(A block of data)
************

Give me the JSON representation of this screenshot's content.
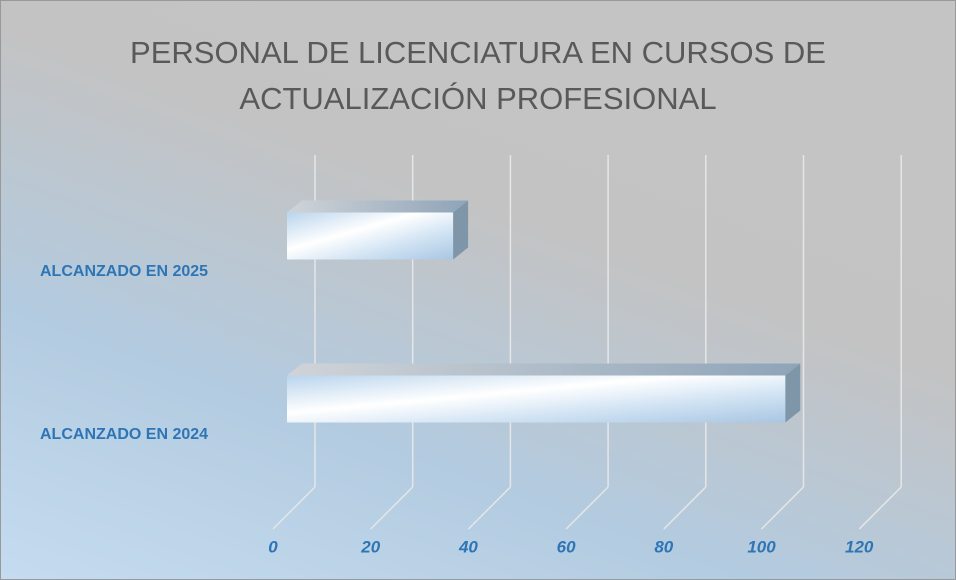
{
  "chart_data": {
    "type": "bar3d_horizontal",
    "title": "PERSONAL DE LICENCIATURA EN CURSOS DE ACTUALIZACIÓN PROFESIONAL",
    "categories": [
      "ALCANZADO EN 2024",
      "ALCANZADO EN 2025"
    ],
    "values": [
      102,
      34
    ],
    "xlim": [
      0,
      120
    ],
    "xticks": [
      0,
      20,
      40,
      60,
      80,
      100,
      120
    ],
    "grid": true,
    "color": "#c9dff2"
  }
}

************

* _SHORT PROBLEM_
Reproduce every line from the entries that holds the word "ALCANZADO".

* _TASK ANSWER_
      "ALCANZADO EN 2024",
      "ALCANZADO EN 2025"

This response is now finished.